__Challenge__. Repeat the records below exactly.

__Stored records__.
= = = = = = =

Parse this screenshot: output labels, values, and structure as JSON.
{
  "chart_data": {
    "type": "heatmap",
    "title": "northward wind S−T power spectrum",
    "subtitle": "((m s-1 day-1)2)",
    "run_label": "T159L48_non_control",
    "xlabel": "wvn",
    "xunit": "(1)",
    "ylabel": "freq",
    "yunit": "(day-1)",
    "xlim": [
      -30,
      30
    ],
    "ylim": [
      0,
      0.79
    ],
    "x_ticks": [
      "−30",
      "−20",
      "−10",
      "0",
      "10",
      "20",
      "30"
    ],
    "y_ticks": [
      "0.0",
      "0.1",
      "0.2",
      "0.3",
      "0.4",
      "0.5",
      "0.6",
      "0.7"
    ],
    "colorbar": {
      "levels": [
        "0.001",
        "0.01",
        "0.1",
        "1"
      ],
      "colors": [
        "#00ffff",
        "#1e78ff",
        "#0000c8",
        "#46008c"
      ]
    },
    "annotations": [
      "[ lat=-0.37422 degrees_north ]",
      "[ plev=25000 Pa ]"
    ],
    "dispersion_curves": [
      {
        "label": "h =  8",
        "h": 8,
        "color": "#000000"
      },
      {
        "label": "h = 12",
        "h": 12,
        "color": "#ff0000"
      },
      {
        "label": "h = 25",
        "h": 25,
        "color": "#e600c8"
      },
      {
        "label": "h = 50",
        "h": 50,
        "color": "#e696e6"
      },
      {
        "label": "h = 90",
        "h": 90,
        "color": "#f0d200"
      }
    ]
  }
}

= = = = = = =

__Expected output__.
Parse this screenshot: output labels, values, and structure as JSON.
{
  "chart_data": {
    "type": "heatmap",
    "title": "northward wind S−T power spectrum",
    "subtitle": "((m s-1 day-1)2)",
    "run_label": "T159L48_non_control",
    "xlabel": "wvn",
    "xunit": "(1)",
    "ylabel": "freq",
    "yunit": "(day-1)",
    "xlim": [
      -30,
      30
    ],
    "ylim": [
      0,
      0.79
    ],
    "x_ticks": [
      "−30",
      "−20",
      "−10",
      "0",
      "10",
      "20",
      "30"
    ],
    "y_ticks": [
      "0.0",
      "0.1",
      "0.2",
      "0.3",
      "0.4",
      "0.5",
      "0.6",
      "0.7"
    ],
    "colorbar": {
      "levels": [
        "0.001",
        "0.01",
        "0.1",
        "1"
      ],
      "colors": [
        "#00ffff",
        "#1e78ff",
        "#0000c8",
        "#46008c"
      ]
    },
    "annotations": [
      "[ lat=-0.37422 degrees_north ]",
      "[ plev=25000 Pa ]"
    ],
    "dispersion_curves": [
      {
        "label": "h =  8",
        "h": 8,
        "color": "#000000"
      },
      {
        "label": "h = 12",
        "h": 12,
        "color": "#ff0000"
      },
      {
        "label": "h = 25",
        "h": 25,
        "color": "#e600c8"
      },
      {
        "label": "h = 50",
        "h": 50,
        "color": "#e696e6"
      },
      {
        "label": "h = 90",
        "h": 90,
        "color": "#f0d200"
      }
    ]
  }
}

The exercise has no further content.